### WHAT THE EXERCISE ASKS
Read the lines below. Copy out any that hold the string "this".

### Data records
* * * * *

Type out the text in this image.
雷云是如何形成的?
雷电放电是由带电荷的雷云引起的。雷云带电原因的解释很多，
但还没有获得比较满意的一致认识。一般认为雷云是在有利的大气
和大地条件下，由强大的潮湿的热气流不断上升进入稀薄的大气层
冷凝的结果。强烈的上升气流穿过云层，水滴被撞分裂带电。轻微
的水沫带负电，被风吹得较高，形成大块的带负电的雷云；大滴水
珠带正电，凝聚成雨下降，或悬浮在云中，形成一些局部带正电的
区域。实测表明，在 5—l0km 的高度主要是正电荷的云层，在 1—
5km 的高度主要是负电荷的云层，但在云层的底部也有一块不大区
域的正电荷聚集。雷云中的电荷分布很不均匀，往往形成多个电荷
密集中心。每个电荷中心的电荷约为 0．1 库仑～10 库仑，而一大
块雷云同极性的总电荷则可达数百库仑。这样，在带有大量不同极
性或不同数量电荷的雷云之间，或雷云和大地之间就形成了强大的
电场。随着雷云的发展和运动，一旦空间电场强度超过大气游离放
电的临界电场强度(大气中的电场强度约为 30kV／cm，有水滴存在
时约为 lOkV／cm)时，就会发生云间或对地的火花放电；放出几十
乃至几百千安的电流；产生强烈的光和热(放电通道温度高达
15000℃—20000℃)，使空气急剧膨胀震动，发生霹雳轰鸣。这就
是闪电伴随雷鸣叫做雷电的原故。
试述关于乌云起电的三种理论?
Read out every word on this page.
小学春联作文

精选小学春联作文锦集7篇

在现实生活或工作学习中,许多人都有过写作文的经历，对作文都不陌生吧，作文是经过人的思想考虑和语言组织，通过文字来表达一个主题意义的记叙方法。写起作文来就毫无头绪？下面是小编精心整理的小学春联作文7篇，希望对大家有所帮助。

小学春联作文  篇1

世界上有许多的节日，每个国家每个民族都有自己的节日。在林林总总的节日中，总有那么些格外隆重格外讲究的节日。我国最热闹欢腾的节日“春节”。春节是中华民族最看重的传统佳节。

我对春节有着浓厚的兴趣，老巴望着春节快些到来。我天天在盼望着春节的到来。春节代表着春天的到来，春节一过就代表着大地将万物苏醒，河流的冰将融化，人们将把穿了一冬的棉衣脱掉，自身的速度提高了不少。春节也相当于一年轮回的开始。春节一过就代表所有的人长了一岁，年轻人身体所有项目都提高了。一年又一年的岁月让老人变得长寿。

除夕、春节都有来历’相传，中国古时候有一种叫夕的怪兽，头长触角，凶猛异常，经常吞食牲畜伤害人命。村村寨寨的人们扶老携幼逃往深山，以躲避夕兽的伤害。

* * * * *

### WRITTEN ANSWER
Type out the text in this image.
Read out every word on this page.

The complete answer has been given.